Exercise material =
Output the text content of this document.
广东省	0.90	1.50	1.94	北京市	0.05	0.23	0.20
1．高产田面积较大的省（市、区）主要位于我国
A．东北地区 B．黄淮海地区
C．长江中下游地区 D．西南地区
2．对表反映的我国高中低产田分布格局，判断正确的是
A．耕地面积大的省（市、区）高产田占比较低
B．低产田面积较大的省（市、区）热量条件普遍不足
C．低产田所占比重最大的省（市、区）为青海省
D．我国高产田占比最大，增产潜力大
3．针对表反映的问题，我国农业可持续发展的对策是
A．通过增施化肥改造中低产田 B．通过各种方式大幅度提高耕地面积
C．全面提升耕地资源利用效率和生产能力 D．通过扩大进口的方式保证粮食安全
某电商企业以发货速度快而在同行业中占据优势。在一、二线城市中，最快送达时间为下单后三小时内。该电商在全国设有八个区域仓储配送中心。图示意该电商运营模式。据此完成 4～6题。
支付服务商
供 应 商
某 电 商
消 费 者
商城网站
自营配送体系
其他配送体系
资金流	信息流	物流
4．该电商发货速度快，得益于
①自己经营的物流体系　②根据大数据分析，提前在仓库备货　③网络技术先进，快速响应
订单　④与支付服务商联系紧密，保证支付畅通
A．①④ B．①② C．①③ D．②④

Your objective =
Every record shown above must be echoed exactly.

Response below =
Output the text content of this document.
广东省	0.90	1.50	1.94	北京市	0.05	0.23	0.20
1．高产田面积较大的省（市、区）主要位于我国
A．东北地区 B．黄淮海地区
C．长江中下游地区 D．西南地区
2．对表反映的我国高中低产田分布格局，判断正确的是
A．耕地面积大的省（市、区）高产田占比较低
B．低产田面积较大的省（市、区）热量条件普遍不足
C．低产田所占比重最大的省（市、区）为青海省
D．我国高产田占比最大，增产潜力大
3．针对表反映的问题，我国农业可持续发展的对策是
A．通过增施化肥改造中低产田 B．通过各种方式大幅度提高耕地面积
C．全面提升耕地资源利用效率和生产能力 D．通过扩大进口的方式保证粮食安全
某电商企业以发货速度快而在同行业中占据优势。在一、二线城市中，最快送达时间为下单后三小时内。该电商在全国设有八个区域仓储配送中心。图示意该电商运营模式。据此完成 4～6题。
支付服务商
供 应 商
某 电 商
消 费 者
商城网站
自营配送体系
其他配送体系
资金流	信息流	物流
4．该电商发货速度快，得益于
①自己经营的物流体系　②根据大数据分析，提前在仓库备货　③网络技术先进，快速响应
订单　④与支付服务商联系紧密，保证支付畅通
A．①④ B．①② C．①③ D．②④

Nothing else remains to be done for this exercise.